[Saved records]

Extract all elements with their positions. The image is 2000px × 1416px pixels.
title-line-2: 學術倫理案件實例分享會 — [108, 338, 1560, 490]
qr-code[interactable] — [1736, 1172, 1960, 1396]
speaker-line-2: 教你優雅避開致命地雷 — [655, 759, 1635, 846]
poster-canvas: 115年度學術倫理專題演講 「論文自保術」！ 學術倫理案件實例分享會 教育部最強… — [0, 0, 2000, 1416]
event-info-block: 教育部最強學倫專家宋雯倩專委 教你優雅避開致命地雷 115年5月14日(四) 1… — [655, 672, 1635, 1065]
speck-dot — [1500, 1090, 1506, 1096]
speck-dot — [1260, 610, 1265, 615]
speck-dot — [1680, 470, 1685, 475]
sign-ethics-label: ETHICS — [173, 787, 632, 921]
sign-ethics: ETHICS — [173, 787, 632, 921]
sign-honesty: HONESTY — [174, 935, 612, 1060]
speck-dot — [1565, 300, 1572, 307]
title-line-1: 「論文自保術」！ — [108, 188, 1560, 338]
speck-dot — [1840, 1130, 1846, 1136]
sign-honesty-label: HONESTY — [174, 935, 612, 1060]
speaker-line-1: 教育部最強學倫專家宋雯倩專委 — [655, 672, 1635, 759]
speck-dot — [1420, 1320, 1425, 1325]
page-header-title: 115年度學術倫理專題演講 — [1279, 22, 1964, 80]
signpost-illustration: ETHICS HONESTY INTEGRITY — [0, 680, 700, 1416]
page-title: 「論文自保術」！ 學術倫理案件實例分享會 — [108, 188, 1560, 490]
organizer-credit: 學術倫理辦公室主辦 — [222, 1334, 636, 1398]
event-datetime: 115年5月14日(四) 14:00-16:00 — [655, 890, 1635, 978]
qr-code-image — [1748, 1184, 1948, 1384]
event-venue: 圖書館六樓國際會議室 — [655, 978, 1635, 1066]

Set problem: Write out every line of the records above exactly as it appears, without changing anything.

Answer below:
Extract all elements with their positions. The image is 2000px × 1416px pixels.
title-line-2: 學術倫理案件實例分享會 — [108, 338, 1560, 490]
qr-code[interactable] — [1736, 1172, 1960, 1396]
speaker-line-2: 教你優雅避開致命地雷 — [655, 759, 1635, 846]
poster-canvas: 115年度學術倫理專題演講 「論文自保術」！ 學術倫理案件實例分享會 教育部最強… — [0, 0, 2000, 1416]
event-info-block: 教育部最強學倫專家宋雯倩專委 教你優雅避開致命地雷 115年5月14日(四) 1… — [655, 672, 1635, 1065]
speck-dot — [1500, 1090, 1506, 1096]
speck-dot — [1260, 610, 1265, 615]
speck-dot — [1680, 470, 1685, 475]
sign-ethics-label: ETHICS — [173, 787, 632, 921]
sign-ethics: ETHICS — [173, 787, 632, 921]
sign-honesty: HONESTY — [174, 935, 612, 1060]
speck-dot — [1565, 300, 1572, 307]
title-line-1: 「論文自保術」！ — [108, 188, 1560, 338]
speck-dot — [1840, 1130, 1846, 1136]
sign-honesty-label: HONESTY — [174, 935, 612, 1060]
speaker-line-1: 教育部最強學倫專家宋雯倩專委 — [655, 672, 1635, 759]
speck-dot — [1420, 1320, 1425, 1325]
page-header-title: 115年度學術倫理專題演講 — [1279, 22, 1964, 80]
signpost-illustration: ETHICS HONESTY INTEGRITY — [0, 680, 700, 1416]
page-title: 「論文自保術」！ 學術倫理案件實例分享會 — [108, 188, 1560, 490]
organizer-credit: 學術倫理辦公室主辦 — [222, 1334, 636, 1398]
event-datetime: 115年5月14日(四) 14:00-16:00 — [655, 890, 1635, 978]
qr-code-image — [1748, 1184, 1948, 1384]
event-venue: 圖書館六樓國際會議室 — [655, 978, 1635, 1066]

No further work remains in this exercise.